• **Given task**:
Your task is to transcribe the records exactly, skipping every image.

-------- Stored rows --------

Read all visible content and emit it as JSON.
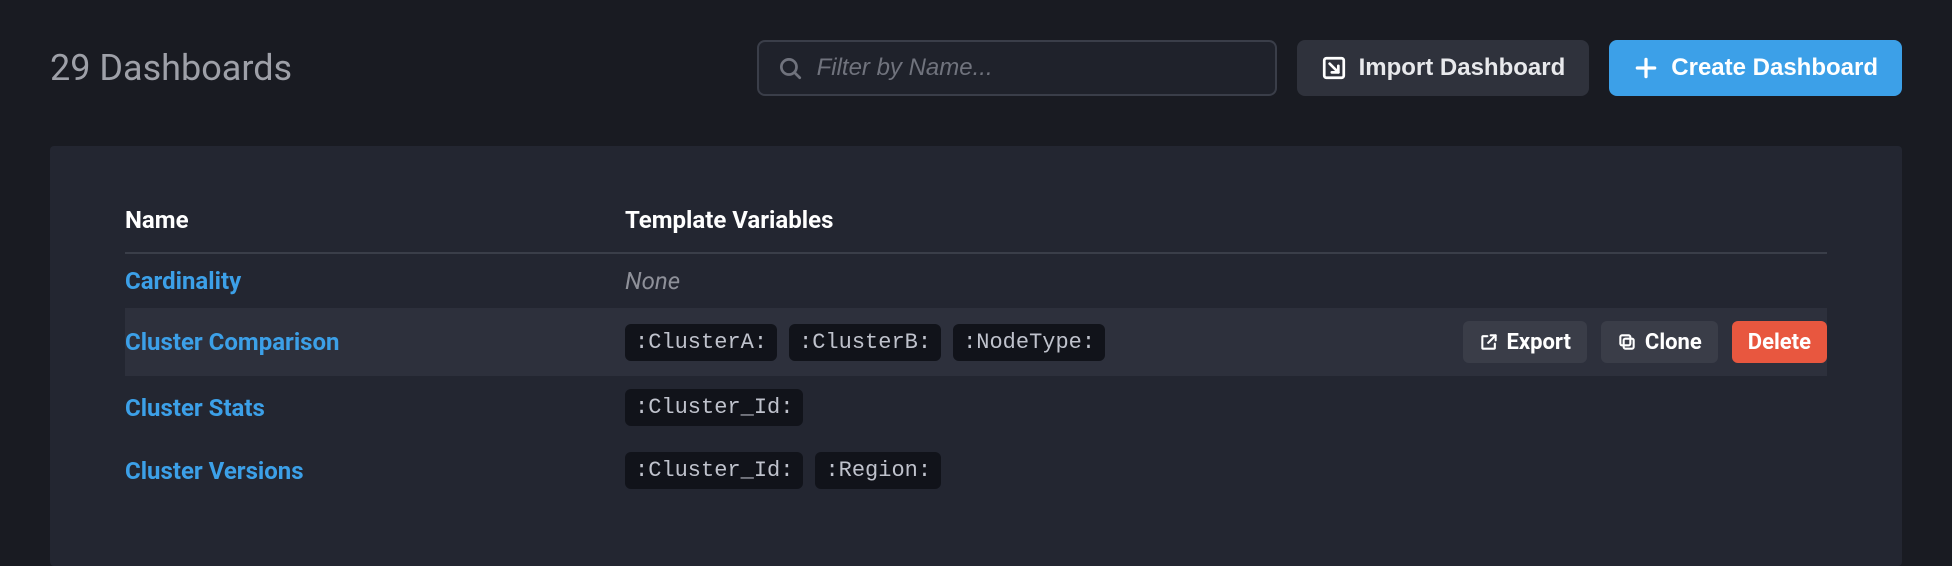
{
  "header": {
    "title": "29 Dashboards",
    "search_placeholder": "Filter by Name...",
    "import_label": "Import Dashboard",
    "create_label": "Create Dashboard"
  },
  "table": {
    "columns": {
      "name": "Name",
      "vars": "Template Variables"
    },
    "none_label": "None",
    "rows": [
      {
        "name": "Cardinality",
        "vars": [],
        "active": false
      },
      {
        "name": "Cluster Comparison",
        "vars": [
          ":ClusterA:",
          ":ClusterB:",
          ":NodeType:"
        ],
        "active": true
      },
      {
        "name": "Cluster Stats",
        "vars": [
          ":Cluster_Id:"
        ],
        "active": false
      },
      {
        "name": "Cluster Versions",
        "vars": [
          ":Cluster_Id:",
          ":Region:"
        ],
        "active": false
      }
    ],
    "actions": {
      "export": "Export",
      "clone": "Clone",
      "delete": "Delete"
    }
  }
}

--------

• **Solution for this exercise**:
Read all visible content and emit it as JSON.
{
  "header": {
    "title": "29 Dashboards",
    "search_placeholder": "Filter by Name...",
    "import_label": "Import Dashboard",
    "create_label": "Create Dashboard"
  },
  "table": {
    "columns": {
      "name": "Name",
      "vars": "Template Variables"
    },
    "none_label": "None",
    "rows": [
      {
        "name": "Cardinality",
        "vars": [],
        "active": false
      },
      {
        "name": "Cluster Comparison",
        "vars": [
          ":ClusterA:",
          ":ClusterB:",
          ":NodeType:"
        ],
        "active": true
      },
      {
        "name": "Cluster Stats",
        "vars": [
          ":Cluster_Id:"
        ],
        "active": false
      },
      {
        "name": "Cluster Versions",
        "vars": [
          ":Cluster_Id:",
          ":Region:"
        ],
        "active": false
      }
    ],
    "actions": {
      "export": "Export",
      "clone": "Clone",
      "delete": "Delete"
    }
  }
}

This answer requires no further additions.